### GOAL
Look for the string "JSON" and copy every line that has it.

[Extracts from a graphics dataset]
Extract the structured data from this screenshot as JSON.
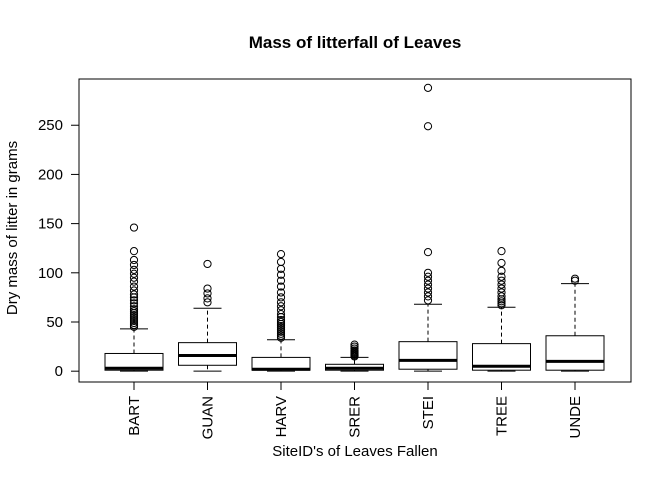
{
  "chart_data": {
    "type": "boxplot",
    "title": "Mass of litterfall of Leaves",
    "xlabel": "SiteID's of Leaves Fallen",
    "ylabel": "Dry mass of litter in grams",
    "ylim": [
      -11,
      297
    ],
    "yticks": [
      0,
      50,
      100,
      150,
      200,
      250
    ],
    "categories": [
      "BART",
      "GUAN",
      "HARV",
      "SRER",
      "STEI",
      "TREE",
      "UNDE"
    ],
    "boxes": [
      {
        "name": "BART",
        "whisker_low": 0,
        "q1": 1,
        "median": 3,
        "q3": 18,
        "whisker_high": 43,
        "outliers": [
          45,
          47,
          49,
          51,
          53,
          55,
          57,
          59,
          61,
          63,
          66,
          69,
          72,
          75,
          78,
          82,
          86,
          91,
          95,
          99,
          103,
          108,
          113,
          122,
          146
        ]
      },
      {
        "name": "GUAN",
        "whisker_low": 0,
        "q1": 6,
        "median": 16,
        "q3": 29,
        "whisker_high": 64,
        "outliers": [
          70,
          74,
          79,
          84,
          109
        ]
      },
      {
        "name": "HARV",
        "whisker_low": 0,
        "q1": 1,
        "median": 2,
        "q3": 14,
        "whisker_high": 32,
        "outliers": [
          34,
          36,
          38,
          40,
          42,
          44,
          46,
          48,
          50,
          52,
          55,
          58,
          62,
          66,
          70,
          75,
          80,
          86,
          92,
          98,
          104,
          111,
          119
        ]
      },
      {
        "name": "SRER",
        "whisker_low": 0,
        "q1": 1,
        "median": 3,
        "q3": 7,
        "whisker_high": 14,
        "outliers": [
          15,
          16,
          17,
          18,
          19,
          20,
          21,
          23,
          25,
          27
        ]
      },
      {
        "name": "STEI",
        "whisker_low": 0,
        "q1": 2,
        "median": 11,
        "q3": 30,
        "whisker_high": 68,
        "outliers": [
          72,
          76,
          80,
          84,
          88,
          92,
          96,
          100,
          121,
          249,
          288
        ]
      },
      {
        "name": "TREE",
        "whisker_low": 0,
        "q1": 1,
        "median": 5,
        "q3": 28,
        "whisker_high": 65,
        "outliers": [
          67,
          69,
          71,
          73,
          76,
          80,
          84,
          88,
          92,
          96,
          102,
          110,
          122
        ]
      },
      {
        "name": "UNDE",
        "whisker_low": 0,
        "q1": 1,
        "median": 10,
        "q3": 36,
        "whisker_high": 89,
        "outliers": [
          92,
          94
        ]
      }
    ]
  }
}
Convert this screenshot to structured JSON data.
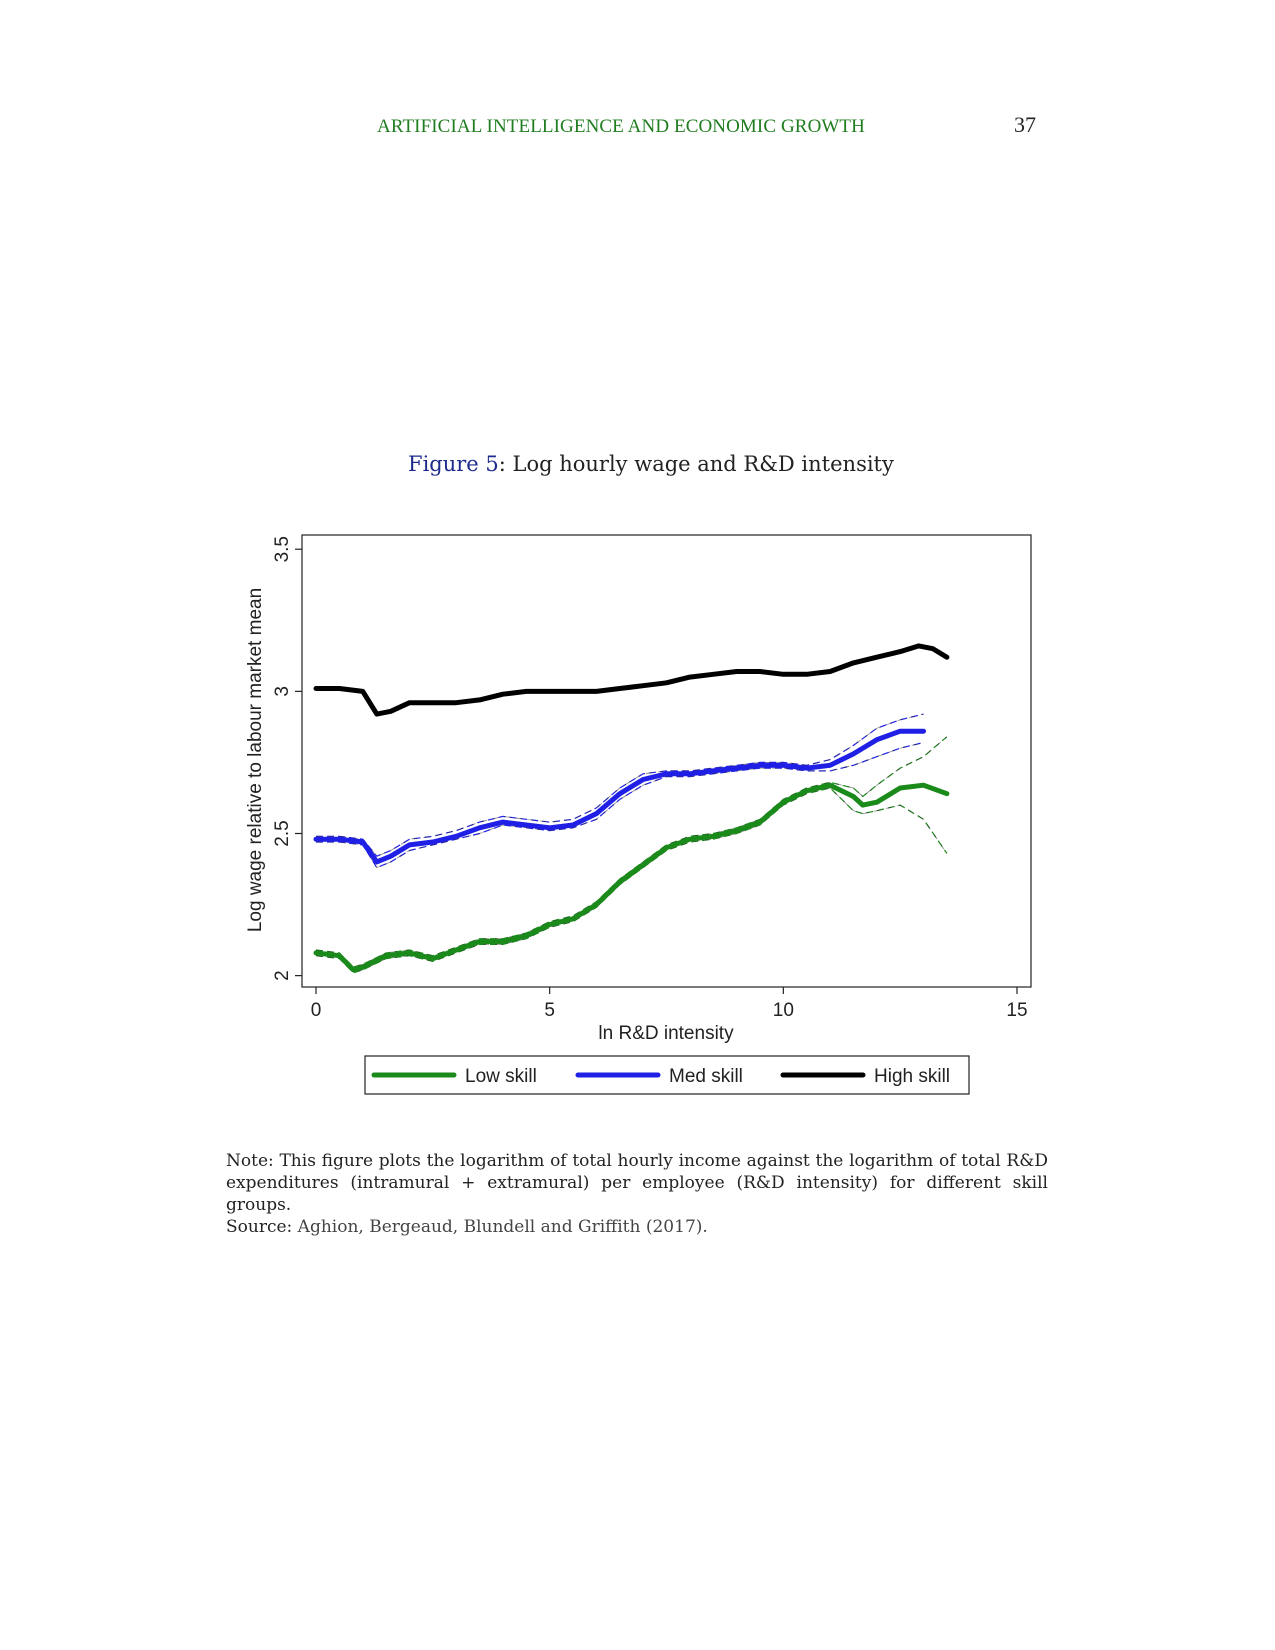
{
  "header": {
    "running_title": "ARTIFICIAL INTELLIGENCE AND ECONOMIC GROWTH",
    "page_number": "37"
  },
  "figure": {
    "label": "Figure 5",
    "separator": ":",
    "title": " Log hourly wage and R&D intensity"
  },
  "note": {
    "text": "Note:  This figure plots the logarithm of total hourly income against the logarithm of total R&D expenditures (intramural + extramural) per employee (R&D intensity) for different skill groups.",
    "source_label": "Source:",
    "source_text": " Aghion, Bergeaud, Blundell and Griffith (2017)."
  },
  "colors": {
    "low": "#1a8a1a",
    "med": "#1f1fe6",
    "high": "#000000",
    "running_title": "#1f7d1f",
    "figure_label": "#1d2a8c"
  },
  "chart_data": {
    "type": "line",
    "xlabel": "ln R&D intensity",
    "ylabel": "Log wage relative to labour market mean",
    "xlim": [
      -0.3,
      15.3
    ],
    "ylim": [
      1.96,
      3.55
    ],
    "xticks": [
      0,
      5,
      10,
      15
    ],
    "xtick_labels": [
      "0",
      "5",
      "10",
      "15"
    ],
    "yticks": [
      2,
      2.5,
      3,
      3.5
    ],
    "ytick_labels": [
      "2",
      "2.5",
      "3",
      "3.5"
    ],
    "grid": false,
    "legend": {
      "position": "bottom",
      "entries": [
        "Low skill",
        "Med skill",
        "High skill"
      ]
    },
    "series": [
      {
        "name": "Low skill",
        "color_key": "low",
        "x": [
          0,
          0.5,
          0.8,
          1.0,
          1.5,
          2.0,
          2.5,
          3.0,
          3.5,
          4.0,
          4.5,
          5.0,
          5.5,
          6.0,
          6.5,
          7.0,
          7.5,
          8.0,
          8.5,
          9.0,
          9.5,
          10.0,
          10.5,
          11.0,
          11.5,
          11.7,
          12.0,
          12.5,
          13.0,
          13.5
        ],
        "y": [
          2.08,
          2.07,
          2.02,
          2.03,
          2.07,
          2.08,
          2.06,
          2.09,
          2.12,
          2.12,
          2.14,
          2.18,
          2.2,
          2.25,
          2.33,
          2.39,
          2.45,
          2.48,
          2.49,
          2.51,
          2.54,
          2.61,
          2.65,
          2.67,
          2.63,
          2.6,
          2.61,
          2.66,
          2.67,
          2.64
        ],
        "ci_lower": [
          2.07,
          2.06,
          2.01,
          2.02,
          2.06,
          2.07,
          2.05,
          2.08,
          2.11,
          2.11,
          2.13,
          2.17,
          2.19,
          2.24,
          2.32,
          2.38,
          2.44,
          2.47,
          2.48,
          2.5,
          2.53,
          2.6,
          2.64,
          2.66,
          2.58,
          2.57,
          2.58,
          2.6,
          2.55,
          2.43
        ],
        "ci_upper": [
          2.09,
          2.08,
          2.03,
          2.04,
          2.08,
          2.09,
          2.07,
          2.1,
          2.13,
          2.13,
          2.15,
          2.19,
          2.21,
          2.26,
          2.34,
          2.4,
          2.46,
          2.49,
          2.5,
          2.52,
          2.55,
          2.62,
          2.66,
          2.68,
          2.66,
          2.63,
          2.67,
          2.73,
          2.77,
          2.84
        ]
      },
      {
        "name": "Med skill",
        "color_key": "med",
        "x": [
          0,
          0.5,
          1.0,
          1.3,
          1.6,
          2.0,
          2.5,
          3.0,
          3.5,
          4.0,
          4.5,
          5.0,
          5.5,
          6.0,
          6.5,
          7.0,
          7.5,
          8.0,
          8.5,
          9.0,
          9.5,
          10.0,
          10.5,
          11.0,
          11.5,
          12.0,
          12.5,
          13.0
        ],
        "y": [
          2.48,
          2.48,
          2.47,
          2.4,
          2.42,
          2.46,
          2.47,
          2.49,
          2.52,
          2.54,
          2.53,
          2.52,
          2.53,
          2.57,
          2.64,
          2.69,
          2.71,
          2.71,
          2.72,
          2.73,
          2.74,
          2.74,
          2.73,
          2.74,
          2.78,
          2.83,
          2.86,
          2.86
        ],
        "ci_lower": [
          2.47,
          2.47,
          2.46,
          2.38,
          2.4,
          2.44,
          2.46,
          2.48,
          2.5,
          2.53,
          2.52,
          2.51,
          2.52,
          2.55,
          2.62,
          2.67,
          2.7,
          2.7,
          2.71,
          2.72,
          2.73,
          2.73,
          2.72,
          2.72,
          2.74,
          2.77,
          2.8,
          2.82
        ],
        "ci_upper": [
          2.49,
          2.49,
          2.48,
          2.42,
          2.44,
          2.48,
          2.49,
          2.51,
          2.54,
          2.56,
          2.55,
          2.54,
          2.55,
          2.59,
          2.66,
          2.71,
          2.72,
          2.72,
          2.73,
          2.74,
          2.75,
          2.75,
          2.74,
          2.76,
          2.81,
          2.87,
          2.9,
          2.92
        ]
      },
      {
        "name": "High skill",
        "color_key": "high",
        "x": [
          0,
          0.5,
          1.0,
          1.3,
          1.6,
          2.0,
          2.5,
          3.0,
          3.5,
          4.0,
          4.5,
          5.0,
          5.5,
          6.0,
          6.5,
          7.0,
          7.5,
          8.0,
          8.5,
          9.0,
          9.5,
          10.0,
          10.5,
          11.0,
          11.5,
          12.0,
          12.5,
          12.9,
          13.2,
          13.5
        ],
        "y": [
          3.01,
          3.01,
          3.0,
          2.92,
          2.93,
          2.96,
          2.96,
          2.96,
          2.97,
          2.99,
          3.0,
          3.0,
          3.0,
          3.0,
          3.01,
          3.02,
          3.03,
          3.05,
          3.06,
          3.07,
          3.07,
          3.06,
          3.06,
          3.07,
          3.1,
          3.12,
          3.14,
          3.16,
          3.15,
          3.12
        ]
      }
    ]
  }
}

### ANSWER BELOW
Extract the structured data from this screenshot as JSON.
Convert this screenshot to structured JSON data.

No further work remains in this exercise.